Trecho do documento:
-*-*-
Música OB1, de Ralph Real, de fundo

Kelly Quirino:

Uma pessoa branca de terno e gravata, quem é? Um executivo. Uma pessoa negra de terno e gravata é o quê? É o segurança. Ah, uma mulher branca limpando o quintal da casa dela? Ah, ela é a dona da casa. A mulher negra limpando? É a doméstica.

Eu sou a Kelly Quirino, sou doutora em comunicação e pesquisadora em relações raciais.

Vinheta Instituto Claro – Cidadania

Música de Reynaldo Bessa, instrumental, fica de fundo

Marcelo Abud:

O racismo no Brasil é resultado de uma estrutura que perdura há séculos. Para entender onde pode ser notado esse sistema de opressão e porque não faz sentido falar em racismo reverso, o Instituto Claro conversa com a professora universitária e consultora em gênero e raça, Kelly Quirino.

Kelly Quirino:

A gente tem aí cinco séculos de opressão de povos indígenas, de povos negros, a partir da criação do racismo. E esse racismo escravizou as pessoas negras por mais de três séculos; não foi criado políticas públicas para as pessoas negras e até hoje as pessoas negras têm os piores indicadores socioeconômicos; as pessoas negras não estão representadas nos espaços de poder; morrem por serem negras; o segurança de um mercado ou de uma loja persegue pessoas negras pela cor da pele. Então a gente não pode falar de racismo reverso, porque falar de racismo reverso seria todo um sistema hoje ser negro e, ao contrário, todo o sistema é branco. Pra gente falar de racismo reverso, vamos imaginar que, hoje, todos os sistemas fossem ocupados por pessoas negras: o presidente é negro, o Supremo Tribunal Federal só pessoas negras, os meios de comunicação só pessoas negras, o dinheiro está nas mãos de pessoas negras. Então, se a gente tivesse essa realidade, hoje, a gente poderia falar de racismo reverso. Mas como a gente não está diante dessa realidade a gente não pode falar de racismo reverso.

Música: “Cota não é esmola” (Bia Ferreira)

Experimenta nascer preto, pobre na comunidade
Cê vai ver como são diferentes as oportunidades
E nem venha me dizer que isso é vitimismo
Não bota a culpa em mim pra encobrir o seu racismo!

Kelly Quirino:

Em 2020, as manifestações que nós tivemos, o Black Lives Matter, só comprova como o racismo é um sistema que, hoje, está em todo o mundo, em grupos historicamente excluídos que não seja o branco europeu, homem cristão, que é esse modelo hegemônico que o eurocentrismo criou no século XIX, que ‘esse é o padrão! E o resto é subalterno, é invisibilizado, pode ser morto, pode não ter acesso a direito’.
-*-*-
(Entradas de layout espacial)
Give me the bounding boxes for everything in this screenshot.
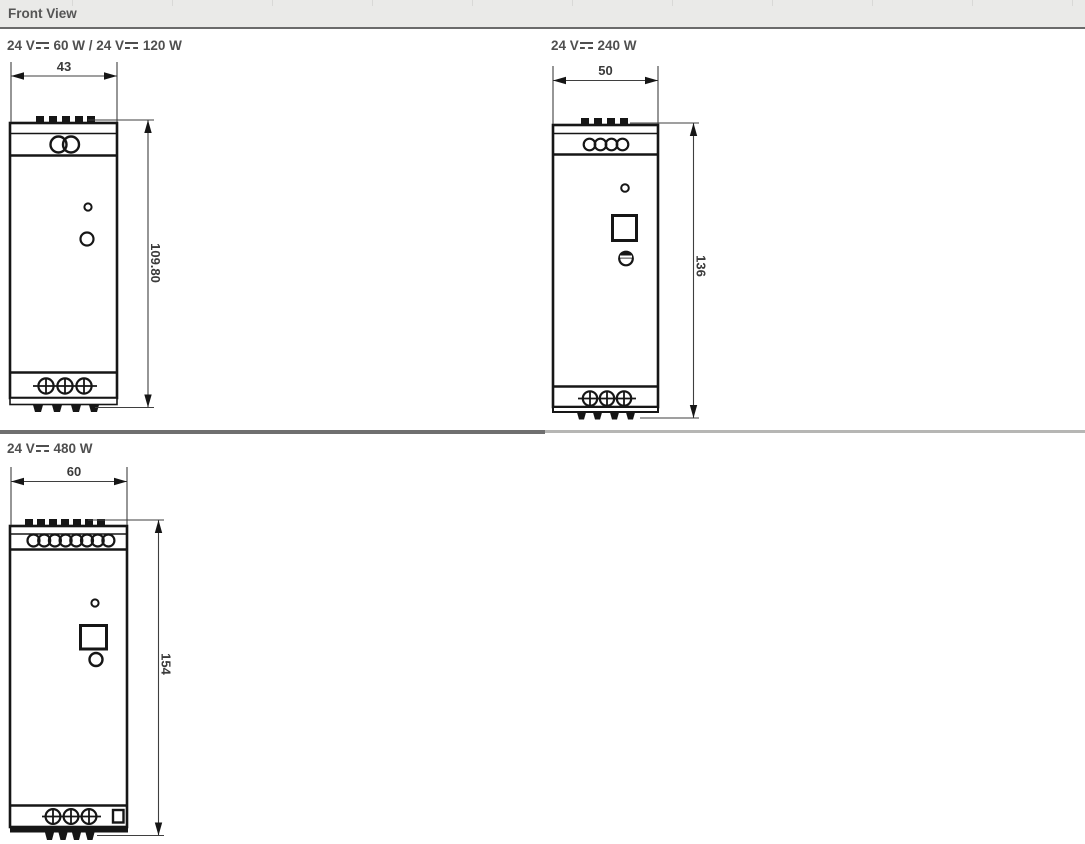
- din-clip-tooth: [593, 413, 602, 420]
- din-clip-tooth: [71, 405, 81, 412]
- bottom-strip: [10, 398, 117, 405]
- din-clip-tooth: [610, 413, 619, 420]
- device-body-outline: [10, 526, 127, 827]
- bottom-strip: [10, 827, 128, 833]
- arrowhead: [11, 478, 24, 485]
- arrowhead: [155, 823, 162, 836]
- width-dimension-value: 50: [598, 63, 612, 78]
- din-clip-tooth: [52, 405, 62, 412]
- din-clip-tooth: [59, 833, 68, 841]
- din-clip-tooth: [72, 833, 81, 841]
- bottom-strip: [553, 407, 658, 412]
- arrowhead: [645, 77, 658, 84]
- arrowhead: [144, 395, 151, 408]
- height-dimension-value: 154: [159, 653, 174, 675]
- width-dimension-value: 60: [67, 464, 81, 479]
- width-dimension-value: 43: [57, 59, 71, 74]
- device-240w-drawing: [553, 118, 658, 420]
- din-clip-tooth: [33, 405, 43, 412]
- din-clip-tooth: [89, 405, 99, 412]
- front-view-drawings-svg: 43 109.80: [0, 0, 1085, 844]
- din-clip-tooth: [626, 413, 635, 420]
- device-body-outline: [553, 125, 658, 407]
- arrowhead: [11, 72, 24, 79]
- device-60w-120w-drawing: [10, 116, 117, 412]
- din-clip-tooth: [45, 833, 54, 841]
- selector-window: [81, 626, 107, 650]
- arrowhead: [553, 77, 566, 84]
- din-clip-tooth: [577, 413, 586, 420]
- arrowhead: [690, 405, 697, 418]
- height-dimension-value: 136: [694, 255, 709, 277]
- arrowhead: [155, 520, 162, 533]
- device-480w-drawing: [10, 519, 128, 840]
- arrowhead: [104, 72, 117, 79]
- din-clip-tooth: [86, 833, 95, 841]
- connector-slot: [113, 810, 124, 823]
- device-body-outline: [10, 123, 117, 398]
- arrowhead: [690, 123, 697, 136]
- height-dimension-value: 109.80: [148, 243, 163, 283]
- arrowhead: [144, 120, 151, 133]
- arrowhead: [114, 478, 127, 485]
- front-view-section: Front View 24 V 60 W / 24 V 120 W 24 V 2…: [0, 0, 1085, 844]
- selector-window: [613, 216, 637, 241]
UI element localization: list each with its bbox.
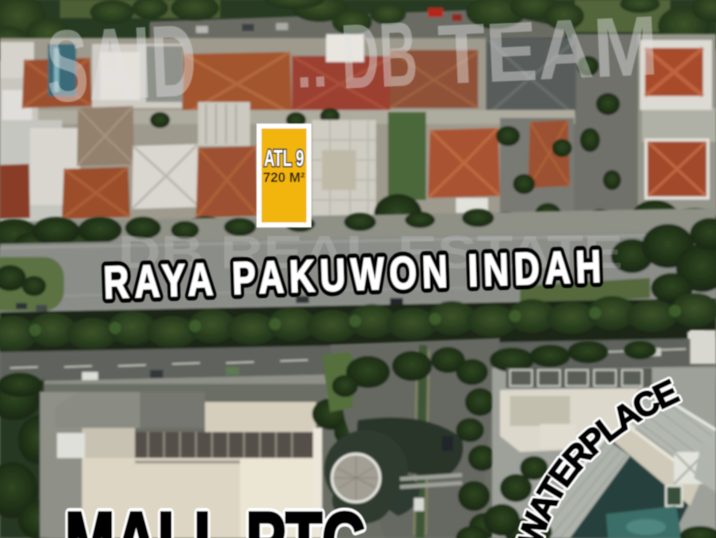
- svg-text:MALL PTC: MALL PTC: [65, 496, 365, 538]
- svg-text:..: ..: [294, 25, 329, 102]
- svg-text:ATL 9: ATL 9: [264, 145, 304, 171]
- svg-text:720 M²: 720 M²: [263, 169, 305, 185]
- svg-text:DB: DB: [339, 3, 420, 108]
- svg-text:TEAM: TEAM: [436, 0, 660, 102]
- svg-text:SAID: SAID: [44, 3, 199, 124]
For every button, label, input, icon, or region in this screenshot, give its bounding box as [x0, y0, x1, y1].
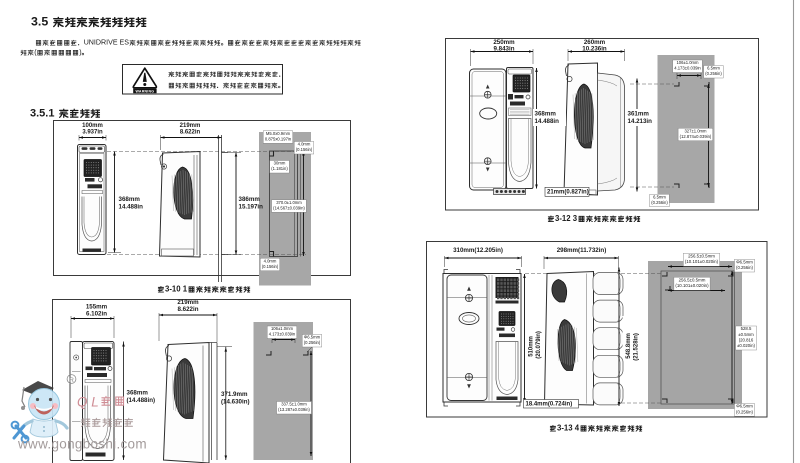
svg-text:368mm: 368mm	[119, 196, 141, 203]
svg-text:528.5: 528.5	[741, 326, 752, 331]
svg-text:219mm: 219mm	[177, 299, 199, 306]
svg-text:(14.488in): (14.488in)	[127, 397, 156, 404]
svg-text:(: (	[34, 49, 37, 57]
svg-text:337.5±1.0mm: 337.5±1.0mm	[281, 402, 307, 407]
svg-text:18.4mm(0.724in): 18.4mm(0.724in)	[526, 401, 573, 407]
svg-text:361mm: 361mm	[628, 111, 650, 118]
svg-text:(0.256in): (0.256in)	[736, 409, 754, 414]
svg-text:3.5: 3.5	[31, 14, 48, 28]
svg-text:371.9mm: 371.9mm	[221, 391, 248, 398]
svg-text:21mm(0.827in): 21mm(0.827in)	[547, 190, 589, 196]
svg-text:Φ6.5mm: Φ6.5mm	[304, 335, 321, 340]
svg-text:): )	[79, 49, 81, 57]
svg-text:298mm(11.732in): 298mm(11.732in)	[557, 247, 607, 254]
svg-text:256.5±0.5mm: 256.5±0.5mm	[688, 254, 715, 259]
svg-text:4.0mm: 4.0mm	[264, 259, 277, 264]
svg-text:3-12 3: 3-12 3	[555, 214, 578, 223]
svg-text:R: R	[69, 377, 74, 384]
svg-text:14.488in: 14.488in	[119, 204, 144, 211]
svg-text:386mm: 386mm	[239, 196, 261, 203]
svg-text:(1.181in): (1.181in)	[271, 166, 288, 171]
svg-text:(0.256in): (0.256in)	[651, 200, 668, 205]
svg-text:8.622in: 8.622in	[178, 306, 199, 313]
svg-text:106±1.0mm: 106±1.0mm	[271, 326, 294, 331]
svg-text:(20.079in): (20.079in)	[536, 331, 542, 359]
svg-text:(0.256in): (0.256in)	[736, 265, 754, 270]
svg-text:4.173±0.039in: 4.173±0.039in	[269, 332, 296, 337]
svg-text:368mm: 368mm	[535, 111, 557, 118]
svg-text:(0.256in): (0.256in)	[304, 340, 321, 345]
svg-text:Q L: Q L	[77, 395, 99, 410]
svg-text:6.102in: 6.102in	[86, 311, 107, 318]
svg-text:WARNING: WARNING	[136, 89, 155, 93]
svg-text:327±1.0mm: 327±1.0mm	[684, 129, 707, 134]
svg-text:15.197in: 15.197in	[239, 204, 264, 211]
svg-text:3.5.1: 3.5.1	[30, 107, 54, 119]
svg-text:0.875x0.197in: 0.875x0.197in	[265, 136, 292, 141]
svg-text:±0.020in): ±0.020in)	[737, 343, 755, 348]
svg-text:4.173±0.039in: 4.173±0.039in	[674, 66, 701, 71]
svg-text:368mm: 368mm	[127, 390, 149, 397]
svg-text:±0.5mm: ±0.5mm	[738, 332, 754, 337]
svg-text:100mm: 100mm	[82, 123, 103, 129]
svg-text:8.622in: 8.622in	[180, 129, 201, 135]
svg-text:(14.567±0.039in): (14.567±0.039in)	[273, 205, 305, 210]
svg-text:6.5mm: 6.5mm	[653, 195, 666, 200]
svg-text:Φ6.5mm: Φ6.5mm	[736, 259, 753, 264]
svg-text:4.0mm: 4.0mm	[298, 142, 311, 147]
svg-text:(20.816: (20.816	[739, 337, 754, 342]
svg-text:310mm(12.205in): 310mm(12.205in)	[453, 247, 503, 254]
svg-text:M5.0x0.9mm: M5.0x0.9mm	[266, 131, 291, 136]
svg-text:155mm: 155mm	[86, 304, 108, 311]
svg-text:3-10 1: 3-10 1	[165, 284, 188, 293]
svg-text:510mm: 510mm	[529, 336, 535, 357]
svg-text:(12.874±0.039in): (12.874±0.039in)	[680, 134, 712, 139]
svg-text:548.8mm: 548.8mm	[626, 333, 632, 359]
svg-text:(13.287±0.039in): (13.287±0.039in)	[278, 407, 310, 412]
svg-text:www.gongboshi.com: www.gongboshi.com	[17, 437, 147, 452]
svg-text:3-13 4: 3-13 4	[557, 423, 580, 432]
svg-text:219mm: 219mm	[180, 123, 201, 129]
svg-text:UNIDRIVE ES: UNIDRIVE ES	[84, 39, 130, 47]
svg-text:(0.256in): (0.256in)	[705, 71, 722, 76]
svg-text:(21.528in): (21.528in)	[634, 333, 640, 361]
svg-text:14.213in: 14.213in	[628, 118, 653, 125]
svg-text:106±1.0mm: 106±1.0mm	[676, 60, 699, 65]
svg-text:(14.630in): (14.630in)	[221, 399, 250, 406]
svg-text:Φ6.5mm: Φ6.5mm	[736, 404, 753, 409]
svg-text:(10.101±0.020in): (10.101±0.020in)	[675, 283, 709, 288]
svg-text:30mm: 30mm	[274, 161, 286, 166]
svg-text:(0.156in): (0.156in)	[262, 264, 279, 269]
svg-text:256.5±0.5mm: 256.5±0.5mm	[679, 278, 706, 283]
svg-text:(0.156in): (0.156in)	[296, 147, 313, 152]
svg-text:6.5mm: 6.5mm	[707, 66, 720, 71]
svg-text:(10.101±0.020in): (10.101±0.020in)	[685, 259, 719, 264]
svg-text:370.0±1.0mm: 370.0±1.0mm	[276, 200, 302, 205]
svg-text:14.488in: 14.488in	[535, 118, 560, 125]
svg-text:3.937in: 3.937in	[82, 129, 103, 135]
-*-*-
Tarefas do exercício:
A - Liste todas as pessoas mencionadas pelo nome no trecho sobre racismo.
B - Converta em tabela Markdown, com as colunas n e Linha, as linhas de Entradas de layout espacial que vão da que contém "- din-clip-tooth: [593, 413, 602, 420]" até a que contém "- bottom-strip: [553, 407, 658, 412]", ambas incluídas. Numere cada linha e omita as linhas em branco.

Soluções dos problemas:
A -
- Ralph Real
- Kelly Quirino
- Reynaldo Bessa
- Marcelo Abud
- Bia Ferreira

B -
| n | Linha |
|---|---|
| 1 | - din-clip-tooth: [593, 413, 602, 420] |
| 2 | - din-clip-tooth: [71, 405, 81, 412] |
| 3 | - bottom-strip: [10, 398, 117, 405] |
| 4 | - din-clip-tooth: [610, 413, 619, 420] |
| 5 | - device-body-outline: [10, 526, 127, 827] |
| 6 | - bottom-strip: [10, 827, 128, 833] |
| 7 | - arrowhead: [11, 478, 24, 485] |
| 8 | - arrowhead: [155, 823, 162, 836] |
| 9 | - width-dimension-value: 50: [598, 63, 612, 78] |
| 10 | - din-clip-tooth: [52, 405, 62, 412] |
| 11 | - din-clip-tooth: [59, 833, 68, 841] |
| 12 | - din-clip-tooth: [72, 833, 81, 841] |
| 13 | - bottom-strip: [553, 407, 658, 412] |